Job = Below are some records; work out how many of their lines contain "document" and give the number only.

== Data lines ==

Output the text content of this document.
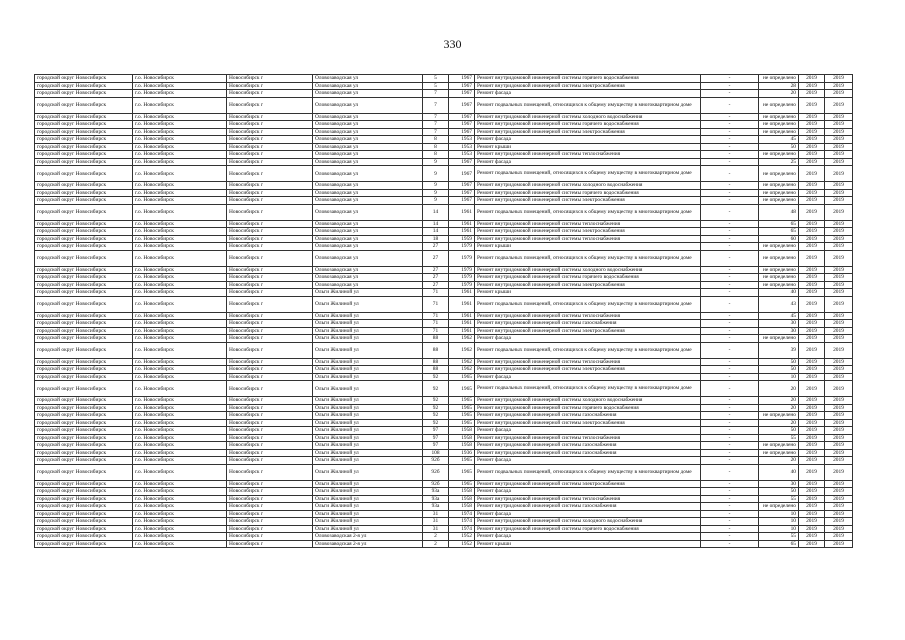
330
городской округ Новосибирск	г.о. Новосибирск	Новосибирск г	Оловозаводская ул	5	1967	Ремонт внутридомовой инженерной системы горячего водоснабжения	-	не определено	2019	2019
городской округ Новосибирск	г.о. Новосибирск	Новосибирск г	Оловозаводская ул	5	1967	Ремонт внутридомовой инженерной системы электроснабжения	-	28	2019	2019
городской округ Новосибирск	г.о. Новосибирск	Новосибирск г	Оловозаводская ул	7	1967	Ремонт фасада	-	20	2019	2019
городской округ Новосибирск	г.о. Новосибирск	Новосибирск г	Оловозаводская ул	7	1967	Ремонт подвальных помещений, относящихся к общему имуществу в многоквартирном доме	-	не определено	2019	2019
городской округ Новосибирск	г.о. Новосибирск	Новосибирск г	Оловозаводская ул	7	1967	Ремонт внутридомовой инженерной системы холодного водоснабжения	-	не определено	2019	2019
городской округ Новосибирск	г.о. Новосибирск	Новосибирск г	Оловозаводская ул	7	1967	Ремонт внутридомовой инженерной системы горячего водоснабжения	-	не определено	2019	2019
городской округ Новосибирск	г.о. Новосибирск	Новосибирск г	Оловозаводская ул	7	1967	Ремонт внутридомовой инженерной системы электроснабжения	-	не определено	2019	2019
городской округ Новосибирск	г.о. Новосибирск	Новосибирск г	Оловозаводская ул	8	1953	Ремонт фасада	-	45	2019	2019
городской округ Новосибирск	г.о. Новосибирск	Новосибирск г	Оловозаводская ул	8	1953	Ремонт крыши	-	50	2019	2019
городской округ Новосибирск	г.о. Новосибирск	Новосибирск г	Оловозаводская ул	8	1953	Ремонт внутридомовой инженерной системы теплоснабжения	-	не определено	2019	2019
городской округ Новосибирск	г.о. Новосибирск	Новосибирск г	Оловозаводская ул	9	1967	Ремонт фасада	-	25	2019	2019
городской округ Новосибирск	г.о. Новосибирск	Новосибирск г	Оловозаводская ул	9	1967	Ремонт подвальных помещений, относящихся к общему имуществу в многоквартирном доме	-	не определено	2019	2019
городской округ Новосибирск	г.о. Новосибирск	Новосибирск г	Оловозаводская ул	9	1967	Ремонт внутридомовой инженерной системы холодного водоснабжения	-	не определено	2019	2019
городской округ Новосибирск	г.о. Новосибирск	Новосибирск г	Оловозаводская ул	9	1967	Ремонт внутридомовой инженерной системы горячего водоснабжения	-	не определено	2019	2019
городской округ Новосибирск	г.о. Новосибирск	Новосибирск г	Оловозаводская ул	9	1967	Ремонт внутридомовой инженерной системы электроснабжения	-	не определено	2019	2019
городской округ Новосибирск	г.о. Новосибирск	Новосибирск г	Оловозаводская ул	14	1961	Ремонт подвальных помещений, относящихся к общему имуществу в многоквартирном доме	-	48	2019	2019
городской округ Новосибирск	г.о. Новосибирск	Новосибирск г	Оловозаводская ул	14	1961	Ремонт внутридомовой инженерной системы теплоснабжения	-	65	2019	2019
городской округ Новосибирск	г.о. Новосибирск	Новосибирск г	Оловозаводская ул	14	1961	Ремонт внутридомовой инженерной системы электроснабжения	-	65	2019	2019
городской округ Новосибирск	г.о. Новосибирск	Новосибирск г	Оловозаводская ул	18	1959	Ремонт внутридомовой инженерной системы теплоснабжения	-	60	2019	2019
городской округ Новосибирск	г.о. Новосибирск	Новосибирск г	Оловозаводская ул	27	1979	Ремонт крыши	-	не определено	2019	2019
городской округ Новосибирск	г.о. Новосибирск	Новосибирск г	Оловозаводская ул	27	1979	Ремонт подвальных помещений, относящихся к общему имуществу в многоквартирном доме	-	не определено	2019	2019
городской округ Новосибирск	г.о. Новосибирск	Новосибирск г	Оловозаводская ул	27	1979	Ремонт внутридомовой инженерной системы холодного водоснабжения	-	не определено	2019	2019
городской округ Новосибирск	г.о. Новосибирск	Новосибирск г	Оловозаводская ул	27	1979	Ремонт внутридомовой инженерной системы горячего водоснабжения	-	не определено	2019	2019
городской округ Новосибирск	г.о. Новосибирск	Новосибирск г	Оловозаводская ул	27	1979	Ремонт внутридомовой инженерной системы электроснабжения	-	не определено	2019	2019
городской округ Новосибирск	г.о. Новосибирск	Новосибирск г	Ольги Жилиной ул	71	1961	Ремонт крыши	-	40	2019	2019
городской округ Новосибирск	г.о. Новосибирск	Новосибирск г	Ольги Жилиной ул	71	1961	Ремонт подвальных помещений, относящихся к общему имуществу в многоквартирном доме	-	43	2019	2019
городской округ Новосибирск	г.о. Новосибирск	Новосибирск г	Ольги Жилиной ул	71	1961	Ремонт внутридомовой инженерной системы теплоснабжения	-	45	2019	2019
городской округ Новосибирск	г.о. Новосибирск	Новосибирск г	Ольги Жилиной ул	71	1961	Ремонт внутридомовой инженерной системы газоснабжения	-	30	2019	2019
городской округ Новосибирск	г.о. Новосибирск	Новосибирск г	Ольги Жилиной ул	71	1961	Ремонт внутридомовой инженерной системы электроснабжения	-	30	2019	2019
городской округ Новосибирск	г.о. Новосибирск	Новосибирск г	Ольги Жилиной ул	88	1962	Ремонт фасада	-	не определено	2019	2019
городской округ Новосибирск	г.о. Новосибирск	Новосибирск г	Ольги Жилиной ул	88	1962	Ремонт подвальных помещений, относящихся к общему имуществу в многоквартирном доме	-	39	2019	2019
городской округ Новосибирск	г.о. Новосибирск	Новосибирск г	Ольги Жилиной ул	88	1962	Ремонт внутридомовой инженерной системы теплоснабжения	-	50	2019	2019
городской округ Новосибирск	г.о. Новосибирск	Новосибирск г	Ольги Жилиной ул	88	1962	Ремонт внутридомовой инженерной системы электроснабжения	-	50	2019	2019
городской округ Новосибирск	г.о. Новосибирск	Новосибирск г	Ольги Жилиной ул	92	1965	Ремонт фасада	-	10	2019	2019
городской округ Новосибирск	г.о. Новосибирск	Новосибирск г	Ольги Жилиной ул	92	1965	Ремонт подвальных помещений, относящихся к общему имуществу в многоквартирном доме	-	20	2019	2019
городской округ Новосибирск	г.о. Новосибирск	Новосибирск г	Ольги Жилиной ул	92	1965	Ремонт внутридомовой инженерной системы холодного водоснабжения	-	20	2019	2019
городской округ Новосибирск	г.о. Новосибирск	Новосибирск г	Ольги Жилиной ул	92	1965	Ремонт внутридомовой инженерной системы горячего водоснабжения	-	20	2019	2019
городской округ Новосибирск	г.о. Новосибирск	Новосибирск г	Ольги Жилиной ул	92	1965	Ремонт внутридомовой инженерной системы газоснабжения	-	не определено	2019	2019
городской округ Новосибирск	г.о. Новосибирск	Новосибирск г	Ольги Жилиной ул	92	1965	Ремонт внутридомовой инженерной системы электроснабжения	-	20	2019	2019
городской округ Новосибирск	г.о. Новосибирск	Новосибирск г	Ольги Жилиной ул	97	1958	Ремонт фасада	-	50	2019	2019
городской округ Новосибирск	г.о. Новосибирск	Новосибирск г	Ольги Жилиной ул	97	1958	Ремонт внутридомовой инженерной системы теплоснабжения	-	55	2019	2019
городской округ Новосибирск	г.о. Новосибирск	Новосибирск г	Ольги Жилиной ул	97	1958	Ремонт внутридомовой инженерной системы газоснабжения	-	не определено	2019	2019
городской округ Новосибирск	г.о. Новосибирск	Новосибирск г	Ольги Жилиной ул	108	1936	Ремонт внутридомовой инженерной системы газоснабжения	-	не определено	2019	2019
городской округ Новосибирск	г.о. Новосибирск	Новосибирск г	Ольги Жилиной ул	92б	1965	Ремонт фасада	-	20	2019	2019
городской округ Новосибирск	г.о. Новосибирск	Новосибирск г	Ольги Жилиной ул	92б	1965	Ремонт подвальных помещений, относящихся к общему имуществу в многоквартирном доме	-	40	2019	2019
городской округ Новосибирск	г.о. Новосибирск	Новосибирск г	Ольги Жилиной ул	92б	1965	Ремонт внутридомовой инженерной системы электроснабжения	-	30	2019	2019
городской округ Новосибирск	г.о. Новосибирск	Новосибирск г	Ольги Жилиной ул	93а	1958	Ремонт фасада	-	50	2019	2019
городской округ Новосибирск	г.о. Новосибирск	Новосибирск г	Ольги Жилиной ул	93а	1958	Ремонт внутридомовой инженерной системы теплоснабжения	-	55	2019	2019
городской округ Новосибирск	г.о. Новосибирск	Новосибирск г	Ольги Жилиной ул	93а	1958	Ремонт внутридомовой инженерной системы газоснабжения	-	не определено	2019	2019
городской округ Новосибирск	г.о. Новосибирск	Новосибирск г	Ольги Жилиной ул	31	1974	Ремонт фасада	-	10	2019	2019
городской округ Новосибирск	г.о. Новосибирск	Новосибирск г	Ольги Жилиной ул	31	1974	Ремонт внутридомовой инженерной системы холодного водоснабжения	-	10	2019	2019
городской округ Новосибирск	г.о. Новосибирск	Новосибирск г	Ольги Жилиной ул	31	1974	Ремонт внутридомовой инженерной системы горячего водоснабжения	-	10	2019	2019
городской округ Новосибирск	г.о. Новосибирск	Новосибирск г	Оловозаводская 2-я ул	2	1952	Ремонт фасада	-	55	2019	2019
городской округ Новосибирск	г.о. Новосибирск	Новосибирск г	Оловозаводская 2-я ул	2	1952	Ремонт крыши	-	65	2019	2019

===
== Data lines ==

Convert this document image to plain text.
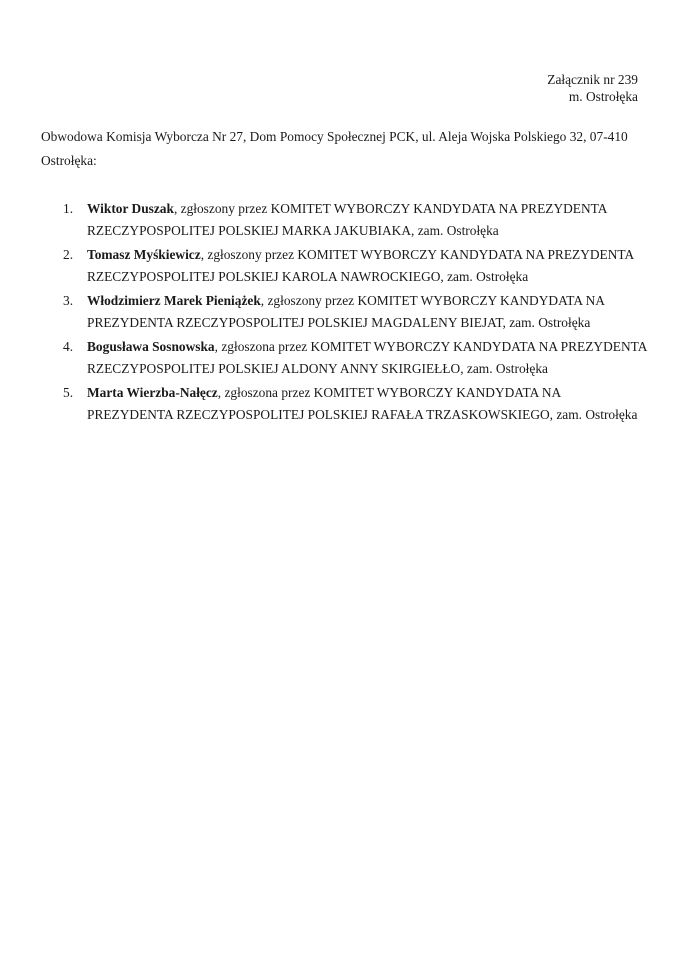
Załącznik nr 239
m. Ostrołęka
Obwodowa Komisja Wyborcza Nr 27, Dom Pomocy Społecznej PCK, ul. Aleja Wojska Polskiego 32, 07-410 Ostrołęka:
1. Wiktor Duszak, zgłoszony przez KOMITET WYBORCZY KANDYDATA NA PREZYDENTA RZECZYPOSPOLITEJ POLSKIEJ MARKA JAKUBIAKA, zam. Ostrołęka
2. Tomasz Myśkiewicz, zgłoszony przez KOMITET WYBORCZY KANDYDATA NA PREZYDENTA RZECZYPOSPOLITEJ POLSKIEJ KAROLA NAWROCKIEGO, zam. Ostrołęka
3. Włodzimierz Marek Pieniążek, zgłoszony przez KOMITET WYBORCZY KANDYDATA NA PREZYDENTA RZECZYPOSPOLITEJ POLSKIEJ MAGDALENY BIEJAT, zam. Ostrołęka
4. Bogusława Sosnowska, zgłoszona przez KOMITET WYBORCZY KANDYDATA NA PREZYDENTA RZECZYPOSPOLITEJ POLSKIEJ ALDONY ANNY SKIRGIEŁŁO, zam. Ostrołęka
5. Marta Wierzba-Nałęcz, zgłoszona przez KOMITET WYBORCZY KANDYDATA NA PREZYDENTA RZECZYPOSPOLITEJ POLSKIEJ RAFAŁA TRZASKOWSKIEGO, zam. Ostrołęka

===

Written response = 2